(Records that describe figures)
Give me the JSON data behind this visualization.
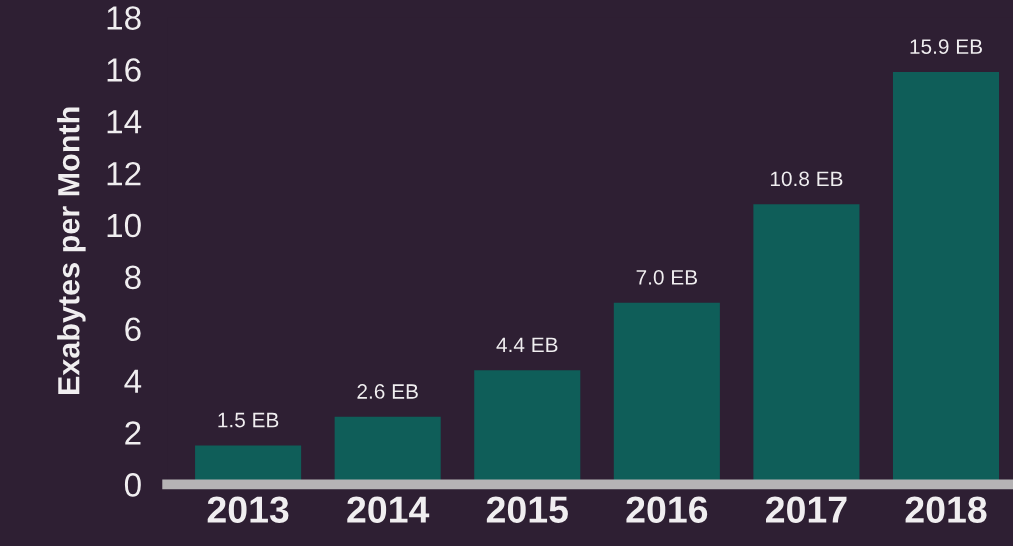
{
  "chart_data": {
    "type": "bar",
    "ylabel": "Exabytes per Month",
    "categories": [
      "2013",
      "2014",
      "2015",
      "2016",
      "2017",
      "2018"
    ],
    "values": [
      1.5,
      2.6,
      4.4,
      7.0,
      10.8,
      15.9
    ],
    "value_labels": [
      "1.5 EB",
      "2.6 EB",
      "4.4 EB",
      "7.0 EB",
      "10.8 EB",
      "15.9 EB"
    ],
    "color": "#0f5e59",
    "ylim": [
      0,
      18
    ],
    "yticks": [
      0,
      2,
      4,
      6,
      8,
      10,
      12,
      14,
      16,
      18
    ],
    "grid": false,
    "legend": false
  }
}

■ Given request ■
Return all of the data exactly as written, and drop the pictures.

■ Problem solution ■
Give me the JSON data behind this visualization.
{
  "chart_data": {
    "type": "bar",
    "ylabel": "Exabytes per Month",
    "categories": [
      "2013",
      "2014",
      "2015",
      "2016",
      "2017",
      "2018"
    ],
    "values": [
      1.5,
      2.6,
      4.4,
      7.0,
      10.8,
      15.9
    ],
    "value_labels": [
      "1.5 EB",
      "2.6 EB",
      "4.4 EB",
      "7.0 EB",
      "10.8 EB",
      "15.9 EB"
    ],
    "color": "#0f5e59",
    "ylim": [
      0,
      18
    ],
    "yticks": [
      0,
      2,
      4,
      6,
      8,
      10,
      12,
      14,
      16,
      18
    ],
    "grid": false,
    "legend": false
  }
}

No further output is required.